Фрагмент заметки:
——————————
17 июля 2016

[уязвимость] Исправлены две опасные уязвимости в АСУ-ТП Advantech WebAccess

Компания выпустила исправление безопасности, устраняющее уязвимости выполнения произвольного кода.
WebAccess является интерфейсом удаленного управления АСУ-ТП системами с помощью браузера. Advantech WebAccess (ранее BroadWin WebAccess) широко используется в коммерческих компаниях, а также на критически-важных предприятиях в сфере энергетики и производства.

Обнаруженные уязвимости позволяют злоумышленнику выполнить произвольный код на целевой системе. Уязвимость CVE-2016-4525 относится к ошибке в ActiveX компоненте, помеченном как безопасный для выполнения сценариев. Удаленный пользователь может с помощью специально сформированного Web сайта выполнить произвольные команды на системе с привилегиями пользователя.

Вторая уязвимость CVE-2016-4528 существует из-за небезопасной загрузки .dll файлов. Злоумышленник может с помощью социальной инженерии заставить пользователя запустить приложение из директории, содержащей специально сформированный .dll файл и выполнить произвольный код на целевой системе.

В бюллетене на сайте ICS-CERT обе уязвимости помечены как локально эксплуатируемые. Однако, согласно описанию уязвимостей и существующим техникам эксплуатации подобных брешей, обе уязвимости могут эксплуатироваться удаленно.
Для устранения уязвимости установите исправленную версию WebAccess versions prior to 8.1_20160519.

Источник: Securitylab.ru
——————————
Набор строк:

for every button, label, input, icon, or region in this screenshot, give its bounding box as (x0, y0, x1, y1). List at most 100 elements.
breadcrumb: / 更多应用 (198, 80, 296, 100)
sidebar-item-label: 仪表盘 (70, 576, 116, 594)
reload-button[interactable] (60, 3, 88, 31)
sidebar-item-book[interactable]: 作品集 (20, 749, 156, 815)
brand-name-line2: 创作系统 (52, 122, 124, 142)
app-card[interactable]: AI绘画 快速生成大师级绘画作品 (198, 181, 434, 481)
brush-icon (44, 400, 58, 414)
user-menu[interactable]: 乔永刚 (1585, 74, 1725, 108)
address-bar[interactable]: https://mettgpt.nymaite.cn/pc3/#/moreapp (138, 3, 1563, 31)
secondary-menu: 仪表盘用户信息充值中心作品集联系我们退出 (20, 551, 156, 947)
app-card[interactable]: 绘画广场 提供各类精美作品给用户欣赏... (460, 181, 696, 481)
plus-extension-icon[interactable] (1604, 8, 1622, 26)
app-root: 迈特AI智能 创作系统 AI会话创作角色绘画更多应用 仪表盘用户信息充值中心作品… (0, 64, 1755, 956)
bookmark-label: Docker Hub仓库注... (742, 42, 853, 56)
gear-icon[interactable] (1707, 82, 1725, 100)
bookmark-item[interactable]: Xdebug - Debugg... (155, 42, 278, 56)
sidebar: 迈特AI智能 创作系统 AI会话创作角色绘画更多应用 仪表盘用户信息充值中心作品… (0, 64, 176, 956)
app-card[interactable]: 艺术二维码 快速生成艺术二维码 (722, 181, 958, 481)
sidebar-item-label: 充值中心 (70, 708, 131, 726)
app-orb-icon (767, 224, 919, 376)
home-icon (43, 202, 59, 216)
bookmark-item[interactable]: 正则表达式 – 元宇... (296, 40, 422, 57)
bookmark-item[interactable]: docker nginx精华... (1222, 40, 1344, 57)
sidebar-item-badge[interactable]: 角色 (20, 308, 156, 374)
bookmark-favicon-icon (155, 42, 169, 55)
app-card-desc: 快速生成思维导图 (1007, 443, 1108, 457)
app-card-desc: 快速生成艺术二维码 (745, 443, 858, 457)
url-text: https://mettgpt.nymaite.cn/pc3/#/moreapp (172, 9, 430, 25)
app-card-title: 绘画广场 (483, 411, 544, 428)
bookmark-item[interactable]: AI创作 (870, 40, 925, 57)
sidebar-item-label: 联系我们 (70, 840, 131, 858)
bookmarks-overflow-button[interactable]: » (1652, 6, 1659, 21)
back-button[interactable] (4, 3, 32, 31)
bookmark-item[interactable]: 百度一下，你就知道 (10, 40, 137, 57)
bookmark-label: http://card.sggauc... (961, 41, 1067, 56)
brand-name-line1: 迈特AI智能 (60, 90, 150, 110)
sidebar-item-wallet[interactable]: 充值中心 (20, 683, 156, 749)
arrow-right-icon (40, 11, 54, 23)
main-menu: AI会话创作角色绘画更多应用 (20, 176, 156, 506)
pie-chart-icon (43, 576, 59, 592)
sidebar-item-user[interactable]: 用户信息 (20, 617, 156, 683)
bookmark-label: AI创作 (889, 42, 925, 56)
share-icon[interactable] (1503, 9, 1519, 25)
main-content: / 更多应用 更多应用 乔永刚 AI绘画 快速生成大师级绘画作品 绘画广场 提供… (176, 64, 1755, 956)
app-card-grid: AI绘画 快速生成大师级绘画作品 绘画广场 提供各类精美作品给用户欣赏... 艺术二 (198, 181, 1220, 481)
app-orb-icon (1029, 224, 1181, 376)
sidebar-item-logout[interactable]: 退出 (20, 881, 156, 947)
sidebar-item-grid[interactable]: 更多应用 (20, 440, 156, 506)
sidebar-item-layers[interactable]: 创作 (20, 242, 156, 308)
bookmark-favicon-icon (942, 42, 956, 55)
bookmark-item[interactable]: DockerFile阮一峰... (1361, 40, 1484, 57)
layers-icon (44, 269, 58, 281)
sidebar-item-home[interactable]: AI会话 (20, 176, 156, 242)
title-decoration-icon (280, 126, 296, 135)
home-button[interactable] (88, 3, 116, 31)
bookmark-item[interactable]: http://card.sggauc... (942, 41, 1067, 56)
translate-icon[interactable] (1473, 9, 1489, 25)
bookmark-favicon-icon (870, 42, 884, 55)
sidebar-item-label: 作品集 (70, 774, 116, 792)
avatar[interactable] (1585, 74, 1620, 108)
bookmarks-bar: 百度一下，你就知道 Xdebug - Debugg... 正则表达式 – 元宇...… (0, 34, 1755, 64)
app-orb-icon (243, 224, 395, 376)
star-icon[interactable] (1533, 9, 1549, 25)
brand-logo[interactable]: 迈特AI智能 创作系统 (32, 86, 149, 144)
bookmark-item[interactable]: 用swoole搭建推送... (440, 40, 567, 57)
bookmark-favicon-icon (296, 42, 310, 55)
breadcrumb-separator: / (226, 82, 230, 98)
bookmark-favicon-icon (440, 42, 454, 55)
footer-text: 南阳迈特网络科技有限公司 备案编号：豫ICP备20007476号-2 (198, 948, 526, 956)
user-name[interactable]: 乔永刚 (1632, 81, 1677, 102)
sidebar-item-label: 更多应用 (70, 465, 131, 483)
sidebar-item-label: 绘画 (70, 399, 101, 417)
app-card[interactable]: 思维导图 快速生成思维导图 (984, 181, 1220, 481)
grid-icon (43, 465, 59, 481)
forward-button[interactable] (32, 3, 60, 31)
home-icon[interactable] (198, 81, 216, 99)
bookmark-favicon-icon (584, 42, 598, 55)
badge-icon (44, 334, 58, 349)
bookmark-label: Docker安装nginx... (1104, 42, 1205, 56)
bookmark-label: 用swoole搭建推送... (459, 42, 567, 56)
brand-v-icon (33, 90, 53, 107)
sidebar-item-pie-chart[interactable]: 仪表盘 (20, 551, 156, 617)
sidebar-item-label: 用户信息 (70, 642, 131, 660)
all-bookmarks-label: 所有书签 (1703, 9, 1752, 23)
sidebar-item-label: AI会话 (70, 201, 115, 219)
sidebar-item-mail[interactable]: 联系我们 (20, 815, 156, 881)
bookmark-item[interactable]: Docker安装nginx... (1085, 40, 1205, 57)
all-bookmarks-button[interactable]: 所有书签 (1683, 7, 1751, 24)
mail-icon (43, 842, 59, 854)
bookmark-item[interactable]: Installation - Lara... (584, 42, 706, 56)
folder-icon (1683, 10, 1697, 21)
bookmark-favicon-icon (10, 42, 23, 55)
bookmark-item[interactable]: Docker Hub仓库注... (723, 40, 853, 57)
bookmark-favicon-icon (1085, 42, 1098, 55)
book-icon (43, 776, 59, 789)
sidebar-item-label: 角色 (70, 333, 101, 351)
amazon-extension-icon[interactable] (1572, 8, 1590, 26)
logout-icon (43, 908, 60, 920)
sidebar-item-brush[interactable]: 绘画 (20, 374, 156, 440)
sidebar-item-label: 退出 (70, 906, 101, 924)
——————————
Что сделать:
Ответьте на вопросы по заметке об уязвимостях в Advantech WebAccess:
1. Как раньше назывался Advantech WebAccess?
2. К ошибке в каком компоненте относится уязвимость CVE-2016-4525?
3. Из-за чего существует уязвимость CVE-2016-4528?
Строки — отдельный материал, не связанный с заметкой.

Ответ:
1. BroadWin WebAccess.
2. К ошибке в ActiveX компоненте, помеченном как безопасный для выполнения сценариев.
3. Из-за небезопасной загрузки .dll файлов.